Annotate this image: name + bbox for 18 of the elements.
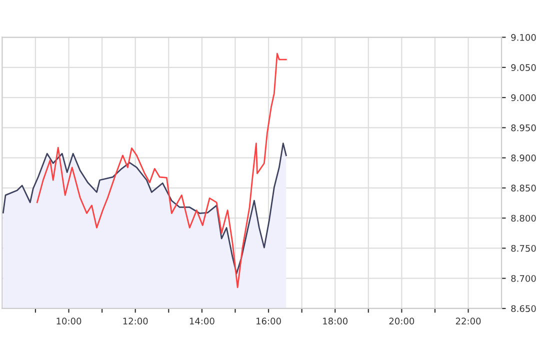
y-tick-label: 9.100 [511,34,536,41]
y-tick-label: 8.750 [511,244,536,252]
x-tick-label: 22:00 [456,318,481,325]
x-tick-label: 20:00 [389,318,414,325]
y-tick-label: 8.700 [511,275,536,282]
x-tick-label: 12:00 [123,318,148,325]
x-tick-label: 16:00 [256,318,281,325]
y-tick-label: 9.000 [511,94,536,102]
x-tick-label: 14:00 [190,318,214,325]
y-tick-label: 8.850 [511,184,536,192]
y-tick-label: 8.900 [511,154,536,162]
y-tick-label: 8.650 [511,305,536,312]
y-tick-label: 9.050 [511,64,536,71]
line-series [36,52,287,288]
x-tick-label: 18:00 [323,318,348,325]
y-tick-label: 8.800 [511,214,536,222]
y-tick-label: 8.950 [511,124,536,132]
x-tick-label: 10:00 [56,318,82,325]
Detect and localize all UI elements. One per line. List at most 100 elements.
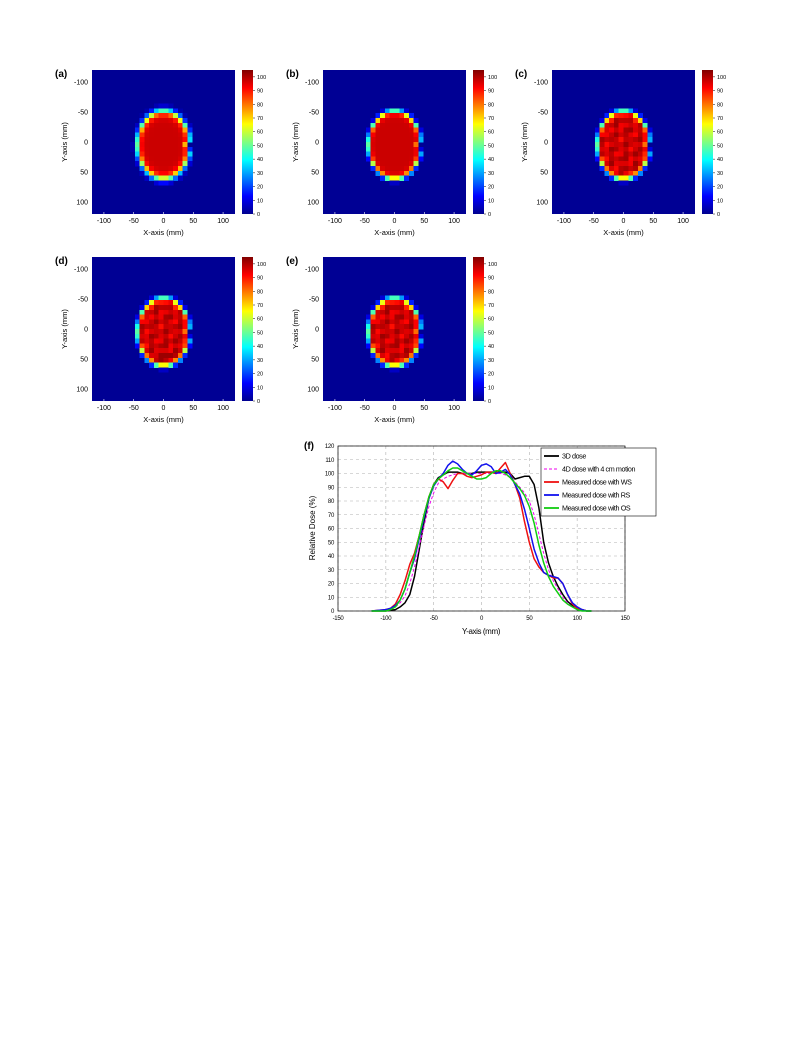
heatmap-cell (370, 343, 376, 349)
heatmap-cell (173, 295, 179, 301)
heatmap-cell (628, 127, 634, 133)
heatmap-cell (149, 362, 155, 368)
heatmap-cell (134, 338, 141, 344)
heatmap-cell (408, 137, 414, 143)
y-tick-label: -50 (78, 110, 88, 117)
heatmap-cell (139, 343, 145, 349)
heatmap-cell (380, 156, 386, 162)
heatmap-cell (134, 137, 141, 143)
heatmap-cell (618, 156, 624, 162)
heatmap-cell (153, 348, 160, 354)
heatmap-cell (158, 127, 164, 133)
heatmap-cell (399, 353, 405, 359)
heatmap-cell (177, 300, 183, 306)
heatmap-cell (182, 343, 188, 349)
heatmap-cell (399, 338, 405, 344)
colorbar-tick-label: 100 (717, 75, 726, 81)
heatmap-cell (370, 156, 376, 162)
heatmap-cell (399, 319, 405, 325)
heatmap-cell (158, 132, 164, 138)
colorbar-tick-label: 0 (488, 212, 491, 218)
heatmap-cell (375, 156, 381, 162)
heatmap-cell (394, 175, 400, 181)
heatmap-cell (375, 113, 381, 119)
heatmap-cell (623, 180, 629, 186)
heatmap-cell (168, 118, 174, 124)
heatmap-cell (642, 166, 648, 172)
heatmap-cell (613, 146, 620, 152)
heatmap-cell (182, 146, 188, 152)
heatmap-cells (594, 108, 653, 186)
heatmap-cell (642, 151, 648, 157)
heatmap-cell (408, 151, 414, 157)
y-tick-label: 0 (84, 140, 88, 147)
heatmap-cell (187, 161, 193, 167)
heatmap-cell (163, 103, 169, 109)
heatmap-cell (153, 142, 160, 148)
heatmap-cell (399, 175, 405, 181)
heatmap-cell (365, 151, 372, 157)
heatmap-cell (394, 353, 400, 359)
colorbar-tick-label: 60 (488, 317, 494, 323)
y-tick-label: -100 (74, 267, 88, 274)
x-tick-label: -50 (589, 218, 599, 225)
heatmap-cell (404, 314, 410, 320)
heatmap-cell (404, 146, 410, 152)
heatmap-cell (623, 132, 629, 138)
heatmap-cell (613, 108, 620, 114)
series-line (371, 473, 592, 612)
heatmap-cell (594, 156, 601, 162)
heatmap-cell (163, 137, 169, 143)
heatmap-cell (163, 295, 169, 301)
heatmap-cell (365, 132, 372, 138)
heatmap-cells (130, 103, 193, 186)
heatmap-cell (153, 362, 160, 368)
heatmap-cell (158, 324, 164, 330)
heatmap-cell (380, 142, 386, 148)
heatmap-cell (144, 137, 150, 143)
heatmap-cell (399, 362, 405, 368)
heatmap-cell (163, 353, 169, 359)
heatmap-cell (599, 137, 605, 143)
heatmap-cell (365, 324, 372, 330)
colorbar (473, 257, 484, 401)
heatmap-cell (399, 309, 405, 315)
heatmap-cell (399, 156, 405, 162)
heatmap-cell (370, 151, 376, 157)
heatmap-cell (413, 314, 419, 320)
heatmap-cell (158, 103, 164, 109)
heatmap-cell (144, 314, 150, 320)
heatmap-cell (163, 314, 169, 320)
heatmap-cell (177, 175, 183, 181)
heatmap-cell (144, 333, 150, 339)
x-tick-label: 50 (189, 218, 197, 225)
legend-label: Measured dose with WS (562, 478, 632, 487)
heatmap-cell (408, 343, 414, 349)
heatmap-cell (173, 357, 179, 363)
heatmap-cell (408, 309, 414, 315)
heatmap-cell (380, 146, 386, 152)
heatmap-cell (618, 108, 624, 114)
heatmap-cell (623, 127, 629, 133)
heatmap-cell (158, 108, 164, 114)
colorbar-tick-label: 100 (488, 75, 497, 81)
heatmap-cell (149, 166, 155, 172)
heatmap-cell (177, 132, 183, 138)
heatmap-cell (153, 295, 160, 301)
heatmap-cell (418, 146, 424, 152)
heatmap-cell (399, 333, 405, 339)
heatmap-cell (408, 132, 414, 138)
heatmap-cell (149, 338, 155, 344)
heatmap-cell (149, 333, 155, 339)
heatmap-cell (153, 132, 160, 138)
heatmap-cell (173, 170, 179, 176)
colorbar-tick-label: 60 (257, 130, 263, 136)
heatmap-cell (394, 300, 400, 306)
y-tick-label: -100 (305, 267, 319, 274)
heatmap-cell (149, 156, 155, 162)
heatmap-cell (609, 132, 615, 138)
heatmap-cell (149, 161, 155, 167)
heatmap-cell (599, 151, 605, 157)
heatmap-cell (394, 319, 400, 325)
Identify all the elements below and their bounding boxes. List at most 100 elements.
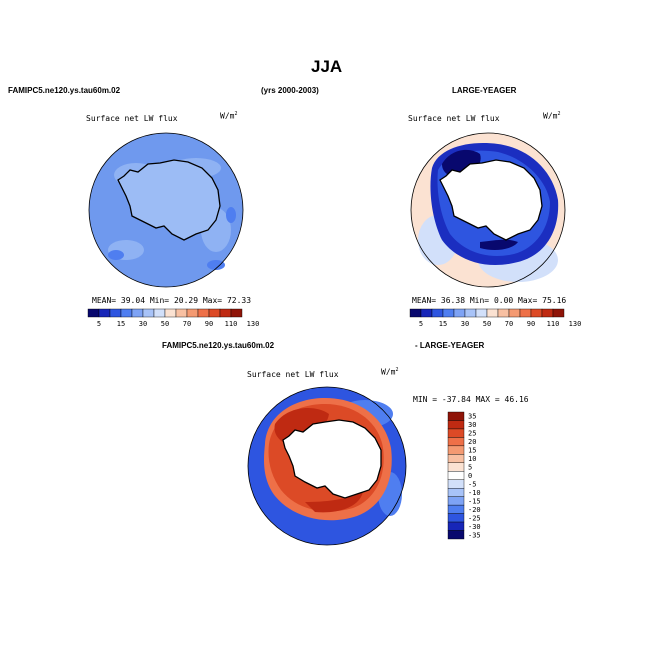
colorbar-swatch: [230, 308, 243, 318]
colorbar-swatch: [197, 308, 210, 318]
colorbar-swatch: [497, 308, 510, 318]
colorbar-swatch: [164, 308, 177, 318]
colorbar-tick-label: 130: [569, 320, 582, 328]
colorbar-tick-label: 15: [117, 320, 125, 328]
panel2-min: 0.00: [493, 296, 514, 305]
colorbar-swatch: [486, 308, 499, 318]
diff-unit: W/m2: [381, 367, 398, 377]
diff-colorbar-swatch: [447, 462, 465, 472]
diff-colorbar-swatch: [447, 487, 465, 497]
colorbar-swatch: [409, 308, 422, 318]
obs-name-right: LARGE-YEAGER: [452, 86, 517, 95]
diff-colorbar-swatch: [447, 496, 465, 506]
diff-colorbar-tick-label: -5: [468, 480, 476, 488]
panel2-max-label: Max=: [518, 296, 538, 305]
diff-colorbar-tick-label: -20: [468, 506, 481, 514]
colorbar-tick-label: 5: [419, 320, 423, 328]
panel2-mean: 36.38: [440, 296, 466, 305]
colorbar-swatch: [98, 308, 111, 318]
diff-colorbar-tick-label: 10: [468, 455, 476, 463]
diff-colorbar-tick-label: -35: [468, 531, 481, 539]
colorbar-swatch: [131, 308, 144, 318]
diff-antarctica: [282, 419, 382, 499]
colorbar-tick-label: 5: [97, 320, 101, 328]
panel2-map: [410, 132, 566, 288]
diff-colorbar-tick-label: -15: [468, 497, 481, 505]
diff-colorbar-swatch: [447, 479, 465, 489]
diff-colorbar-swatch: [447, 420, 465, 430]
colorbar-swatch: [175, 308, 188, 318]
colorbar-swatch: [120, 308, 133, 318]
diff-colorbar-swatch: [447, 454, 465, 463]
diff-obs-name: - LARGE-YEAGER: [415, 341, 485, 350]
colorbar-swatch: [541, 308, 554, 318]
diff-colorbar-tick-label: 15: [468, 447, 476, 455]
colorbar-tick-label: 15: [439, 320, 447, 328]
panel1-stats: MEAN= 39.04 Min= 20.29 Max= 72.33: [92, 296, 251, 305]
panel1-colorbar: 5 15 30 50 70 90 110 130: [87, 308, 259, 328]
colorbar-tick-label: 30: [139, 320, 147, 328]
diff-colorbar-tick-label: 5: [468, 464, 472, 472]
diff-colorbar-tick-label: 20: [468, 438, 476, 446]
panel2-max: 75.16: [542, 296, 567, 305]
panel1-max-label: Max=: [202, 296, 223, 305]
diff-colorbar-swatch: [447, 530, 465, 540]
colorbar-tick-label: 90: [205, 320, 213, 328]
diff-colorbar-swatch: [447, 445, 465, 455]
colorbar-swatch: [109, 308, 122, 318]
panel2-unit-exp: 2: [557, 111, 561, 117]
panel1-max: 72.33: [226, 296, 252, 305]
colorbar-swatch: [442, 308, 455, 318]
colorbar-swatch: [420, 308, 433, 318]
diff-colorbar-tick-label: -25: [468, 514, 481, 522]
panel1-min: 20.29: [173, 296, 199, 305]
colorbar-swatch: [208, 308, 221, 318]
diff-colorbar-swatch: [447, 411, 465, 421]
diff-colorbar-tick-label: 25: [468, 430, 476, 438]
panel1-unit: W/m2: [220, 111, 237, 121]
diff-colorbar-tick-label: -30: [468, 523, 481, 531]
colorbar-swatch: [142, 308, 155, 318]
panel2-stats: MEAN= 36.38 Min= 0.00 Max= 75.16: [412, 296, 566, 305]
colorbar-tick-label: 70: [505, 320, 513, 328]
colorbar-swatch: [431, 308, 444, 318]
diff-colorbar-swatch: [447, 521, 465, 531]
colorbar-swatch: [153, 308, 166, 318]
◆ ◆ ◆ ◆ ◆ ◆ ◆
*SHORT PROBLEM*.
Can you return, unchanged, the lines of the listing from the one containing "y-tick-label: 9.100 [511,34,536,41]" through the one containing "x-tick-label: 16:00 [256,318,281,325]", including both of those lines?

*TASK SOLUTION*.
y-tick-label: 9.100 [511,34,536,41]
y-tick-label: 8.750 [511,244,536,252]
x-tick-label: 22:00 [456,318,481,325]
x-tick-label: 20:00 [389,318,414,325]
y-tick-label: 8.700 [511,275,536,282]
x-tick-label: 12:00 [123,318,148,325]
x-tick-label: 16:00 [256,318,281,325]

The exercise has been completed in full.